**AIM**
Give back all the data exactly, line by line.

☆ ☆ ☆ ☆ ☆

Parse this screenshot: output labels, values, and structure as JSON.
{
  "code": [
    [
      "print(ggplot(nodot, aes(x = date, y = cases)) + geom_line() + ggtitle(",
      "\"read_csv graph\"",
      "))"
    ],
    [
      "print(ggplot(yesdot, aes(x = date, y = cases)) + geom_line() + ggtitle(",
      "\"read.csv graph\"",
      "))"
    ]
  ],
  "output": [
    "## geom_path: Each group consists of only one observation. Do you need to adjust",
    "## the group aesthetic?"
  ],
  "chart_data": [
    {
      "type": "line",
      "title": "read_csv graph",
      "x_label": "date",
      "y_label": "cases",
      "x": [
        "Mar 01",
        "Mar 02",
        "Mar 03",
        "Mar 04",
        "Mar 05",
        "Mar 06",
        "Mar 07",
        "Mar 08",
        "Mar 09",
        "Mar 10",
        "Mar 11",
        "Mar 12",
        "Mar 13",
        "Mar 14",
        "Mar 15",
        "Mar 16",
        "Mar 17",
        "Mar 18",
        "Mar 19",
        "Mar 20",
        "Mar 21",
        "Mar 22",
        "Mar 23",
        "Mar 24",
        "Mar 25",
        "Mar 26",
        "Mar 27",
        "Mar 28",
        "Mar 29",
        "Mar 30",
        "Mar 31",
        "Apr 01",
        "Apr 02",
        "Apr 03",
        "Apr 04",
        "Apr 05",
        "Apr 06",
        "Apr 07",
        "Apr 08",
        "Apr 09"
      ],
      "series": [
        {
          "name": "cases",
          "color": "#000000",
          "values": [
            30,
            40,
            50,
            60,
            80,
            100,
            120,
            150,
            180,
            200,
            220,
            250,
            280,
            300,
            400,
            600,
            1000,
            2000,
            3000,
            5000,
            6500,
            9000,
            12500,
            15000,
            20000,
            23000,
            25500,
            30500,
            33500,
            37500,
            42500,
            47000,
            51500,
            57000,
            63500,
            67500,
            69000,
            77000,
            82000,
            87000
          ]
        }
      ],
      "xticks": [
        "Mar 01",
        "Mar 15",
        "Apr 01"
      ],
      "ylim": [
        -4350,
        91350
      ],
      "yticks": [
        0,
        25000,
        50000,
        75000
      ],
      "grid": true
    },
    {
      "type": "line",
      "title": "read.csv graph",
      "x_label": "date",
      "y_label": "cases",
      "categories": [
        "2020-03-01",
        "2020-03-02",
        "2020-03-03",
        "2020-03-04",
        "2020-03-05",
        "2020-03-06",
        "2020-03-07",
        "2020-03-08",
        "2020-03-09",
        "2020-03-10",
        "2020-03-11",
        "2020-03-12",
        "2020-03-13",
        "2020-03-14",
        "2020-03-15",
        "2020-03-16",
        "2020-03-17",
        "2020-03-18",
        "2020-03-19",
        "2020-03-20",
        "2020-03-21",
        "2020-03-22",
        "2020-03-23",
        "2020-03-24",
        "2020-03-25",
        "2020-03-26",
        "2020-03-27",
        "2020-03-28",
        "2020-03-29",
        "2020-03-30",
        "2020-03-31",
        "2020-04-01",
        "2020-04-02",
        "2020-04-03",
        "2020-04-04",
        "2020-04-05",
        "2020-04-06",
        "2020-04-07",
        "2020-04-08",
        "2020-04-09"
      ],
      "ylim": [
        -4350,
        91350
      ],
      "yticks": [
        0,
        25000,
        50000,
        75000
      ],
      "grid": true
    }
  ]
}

☆ ☆ ☆ ☆ ☆

**OUTPUT FOR THIS EXERCISE**
Parse this screenshot: output labels, values, and structure as JSON.
{
  "code": [
    [
      "print(ggplot(nodot, aes(x = date, y = cases)) + geom_line() + ggtitle(",
      "\"read_csv graph\"",
      "))"
    ],
    [
      "print(ggplot(yesdot, aes(x = date, y = cases)) + geom_line() + ggtitle(",
      "\"read.csv graph\"",
      "))"
    ]
  ],
  "output": [
    "## geom_path: Each group consists of only one observation. Do you need to adjust",
    "## the group aesthetic?"
  ],
  "chart_data": [
    {
      "type": "line",
      "title": "read_csv graph",
      "x_label": "date",
      "y_label": "cases",
      "x": [
        "Mar 01",
        "Mar 02",
        "Mar 03",
        "Mar 04",
        "Mar 05",
        "Mar 06",
        "Mar 07",
        "Mar 08",
        "Mar 09",
        "Mar 10",
        "Mar 11",
        "Mar 12",
        "Mar 13",
        "Mar 14",
        "Mar 15",
        "Mar 16",
        "Mar 17",
        "Mar 18",
        "Mar 19",
        "Mar 20",
        "Mar 21",
        "Mar 22",
        "Mar 23",
        "Mar 24",
        "Mar 25",
        "Mar 26",
        "Mar 27",
        "Mar 28",
        "Mar 29",
        "Mar 30",
        "Mar 31",
        "Apr 01",
        "Apr 02",
        "Apr 03",
        "Apr 04",
        "Apr 05",
        "Apr 06",
        "Apr 07",
        "Apr 08",
        "Apr 09"
      ],
      "series": [
        {
          "name": "cases",
          "color": "#000000",
          "values": [
            30,
            40,
            50,
            60,
            80,
            100,
            120,
            150,
            180,
            200,
            220,
            250,
            280,
            300,
            400,
            600,
            1000,
            2000,
            3000,
            5000,
            6500,
            9000,
            12500,
            15000,
            20000,
            23000,
            25500,
            30500,
            33500,
            37500,
            42500,
            47000,
            51500,
            57000,
            63500,
            67500,
            69000,
            77000,
            82000,
            87000
          ]
        }
      ],
      "xticks": [
        "Mar 01",
        "Mar 15",
        "Apr 01"
      ],
      "ylim": [
        -4350,
        91350
      ],
      "yticks": [
        0,
        25000,
        50000,
        75000
      ],
      "grid": true
    },
    {
      "type": "line",
      "title": "read.csv graph",
      "x_label": "date",
      "y_label": "cases",
      "categories": [
        "2020-03-01",
        "2020-03-02",
        "2020-03-03",
        "2020-03-04",
        "2020-03-05",
        "2020-03-06",
        "2020-03-07",
        "2020-03-08",
        "2020-03-09",
        "2020-03-10",
        "2020-03-11",
        "2020-03-12",
        "2020-03-13",
        "2020-03-14",
        "2020-03-15",
        "2020-03-16",
        "2020-03-17",
        "2020-03-18",
        "2020-03-19",
        "2020-03-20",
        "2020-03-21",
        "2020-03-22",
        "2020-03-23",
        "2020-03-24",
        "2020-03-25",
        "2020-03-26",
        "2020-03-27",
        "2020-03-28",
        "2020-03-29",
        "2020-03-30",
        "2020-03-31",
        "2020-04-01",
        "2020-04-02",
        "2020-04-03",
        "2020-04-04",
        "2020-04-05",
        "2020-04-06",
        "2020-04-07",
        "2020-04-08",
        "2020-04-09"
      ],
      "ylim": [
        -4350,
        91350
      ],
      "yticks": [
        0,
        25000,
        50000,
        75000
      ],
      "grid": true
    }
  ]
}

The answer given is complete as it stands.